** start of SUPPLIED INFORMATION **

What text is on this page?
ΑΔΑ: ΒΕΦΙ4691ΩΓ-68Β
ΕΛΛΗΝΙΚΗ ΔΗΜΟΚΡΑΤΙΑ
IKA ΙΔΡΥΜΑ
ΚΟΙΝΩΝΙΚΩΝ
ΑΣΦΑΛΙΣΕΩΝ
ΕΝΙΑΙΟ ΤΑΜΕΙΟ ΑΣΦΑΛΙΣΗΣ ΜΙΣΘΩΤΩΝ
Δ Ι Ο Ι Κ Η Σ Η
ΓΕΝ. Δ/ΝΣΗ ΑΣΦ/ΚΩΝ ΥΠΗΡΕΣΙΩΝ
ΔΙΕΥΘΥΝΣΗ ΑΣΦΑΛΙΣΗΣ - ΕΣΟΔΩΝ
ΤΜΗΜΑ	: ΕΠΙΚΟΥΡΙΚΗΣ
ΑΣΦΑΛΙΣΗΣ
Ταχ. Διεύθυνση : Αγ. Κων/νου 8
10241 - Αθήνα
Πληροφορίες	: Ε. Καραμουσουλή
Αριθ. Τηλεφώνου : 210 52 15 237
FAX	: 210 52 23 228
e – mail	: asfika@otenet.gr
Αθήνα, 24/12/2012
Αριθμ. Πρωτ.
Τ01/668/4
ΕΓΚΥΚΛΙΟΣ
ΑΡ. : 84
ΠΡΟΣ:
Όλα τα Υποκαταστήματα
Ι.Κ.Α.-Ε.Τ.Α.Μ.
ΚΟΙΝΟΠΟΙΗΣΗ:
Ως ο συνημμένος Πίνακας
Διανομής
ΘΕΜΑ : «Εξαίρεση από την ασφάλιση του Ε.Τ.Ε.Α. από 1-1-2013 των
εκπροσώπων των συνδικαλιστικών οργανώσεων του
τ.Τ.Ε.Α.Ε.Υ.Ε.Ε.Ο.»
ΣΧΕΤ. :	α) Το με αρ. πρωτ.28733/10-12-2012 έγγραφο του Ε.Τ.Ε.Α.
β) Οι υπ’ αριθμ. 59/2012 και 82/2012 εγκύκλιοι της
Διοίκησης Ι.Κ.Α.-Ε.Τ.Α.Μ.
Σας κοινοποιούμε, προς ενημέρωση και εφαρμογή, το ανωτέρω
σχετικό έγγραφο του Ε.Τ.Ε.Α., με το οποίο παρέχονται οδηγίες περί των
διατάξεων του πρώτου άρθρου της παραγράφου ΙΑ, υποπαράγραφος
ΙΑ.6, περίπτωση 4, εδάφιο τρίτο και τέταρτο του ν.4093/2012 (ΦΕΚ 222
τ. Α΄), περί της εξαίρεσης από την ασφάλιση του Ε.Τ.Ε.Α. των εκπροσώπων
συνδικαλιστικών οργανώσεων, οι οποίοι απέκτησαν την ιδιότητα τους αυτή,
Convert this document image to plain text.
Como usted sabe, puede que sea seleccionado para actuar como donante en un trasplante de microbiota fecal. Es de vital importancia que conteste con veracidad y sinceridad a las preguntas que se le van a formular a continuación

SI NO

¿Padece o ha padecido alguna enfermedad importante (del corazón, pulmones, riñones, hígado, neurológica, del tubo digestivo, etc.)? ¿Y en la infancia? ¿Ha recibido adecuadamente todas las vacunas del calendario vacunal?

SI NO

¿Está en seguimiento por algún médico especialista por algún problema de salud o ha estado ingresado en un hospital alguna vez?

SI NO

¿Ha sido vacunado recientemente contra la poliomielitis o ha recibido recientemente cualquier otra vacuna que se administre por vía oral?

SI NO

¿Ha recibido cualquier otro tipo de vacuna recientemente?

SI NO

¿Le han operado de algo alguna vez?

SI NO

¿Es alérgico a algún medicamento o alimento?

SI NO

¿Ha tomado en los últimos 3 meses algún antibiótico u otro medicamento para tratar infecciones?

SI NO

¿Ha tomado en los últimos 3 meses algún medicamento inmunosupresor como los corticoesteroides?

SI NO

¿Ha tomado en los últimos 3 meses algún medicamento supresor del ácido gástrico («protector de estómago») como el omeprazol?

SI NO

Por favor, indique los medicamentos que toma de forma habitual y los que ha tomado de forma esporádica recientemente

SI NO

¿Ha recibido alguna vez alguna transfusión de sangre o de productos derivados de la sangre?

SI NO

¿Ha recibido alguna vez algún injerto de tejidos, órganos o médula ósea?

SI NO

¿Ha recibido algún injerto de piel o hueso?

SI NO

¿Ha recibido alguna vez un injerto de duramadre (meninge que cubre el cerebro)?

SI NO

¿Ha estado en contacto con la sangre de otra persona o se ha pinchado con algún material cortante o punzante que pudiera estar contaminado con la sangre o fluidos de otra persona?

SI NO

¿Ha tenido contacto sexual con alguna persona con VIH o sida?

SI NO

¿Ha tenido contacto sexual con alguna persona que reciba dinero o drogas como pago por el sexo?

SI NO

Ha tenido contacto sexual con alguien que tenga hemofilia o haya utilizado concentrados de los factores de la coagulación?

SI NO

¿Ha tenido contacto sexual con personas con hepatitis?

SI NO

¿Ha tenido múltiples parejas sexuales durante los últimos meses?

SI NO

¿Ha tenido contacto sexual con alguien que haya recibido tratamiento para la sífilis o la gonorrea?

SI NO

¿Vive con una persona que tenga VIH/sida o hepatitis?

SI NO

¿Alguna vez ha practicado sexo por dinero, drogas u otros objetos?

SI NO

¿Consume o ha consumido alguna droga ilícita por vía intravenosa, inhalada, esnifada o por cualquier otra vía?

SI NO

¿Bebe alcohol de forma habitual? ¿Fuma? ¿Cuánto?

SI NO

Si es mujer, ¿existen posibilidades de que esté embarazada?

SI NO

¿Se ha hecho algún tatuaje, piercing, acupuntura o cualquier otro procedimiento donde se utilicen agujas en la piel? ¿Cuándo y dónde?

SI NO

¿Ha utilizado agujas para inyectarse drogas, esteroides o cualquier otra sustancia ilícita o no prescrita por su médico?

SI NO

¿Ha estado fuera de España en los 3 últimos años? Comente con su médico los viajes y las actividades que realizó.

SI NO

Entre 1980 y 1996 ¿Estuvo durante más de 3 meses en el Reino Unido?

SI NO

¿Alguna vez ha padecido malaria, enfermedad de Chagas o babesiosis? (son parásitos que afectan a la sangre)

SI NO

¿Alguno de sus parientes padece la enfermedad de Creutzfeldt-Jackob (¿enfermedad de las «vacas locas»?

** end of SUPPLIED INFORMATION **

From the entries above, copy out every line where the string "alguien" appears.

§ **CORRECT OUTPUT**:
Ha tenido contacto sexual con alguien que tenga hemofilia o haya utilizado concentrados de los factores de la coagulación?
¿Ha tenido contacto sexual con alguien que haya recibido tratamiento para la sífilis o la gonorrea?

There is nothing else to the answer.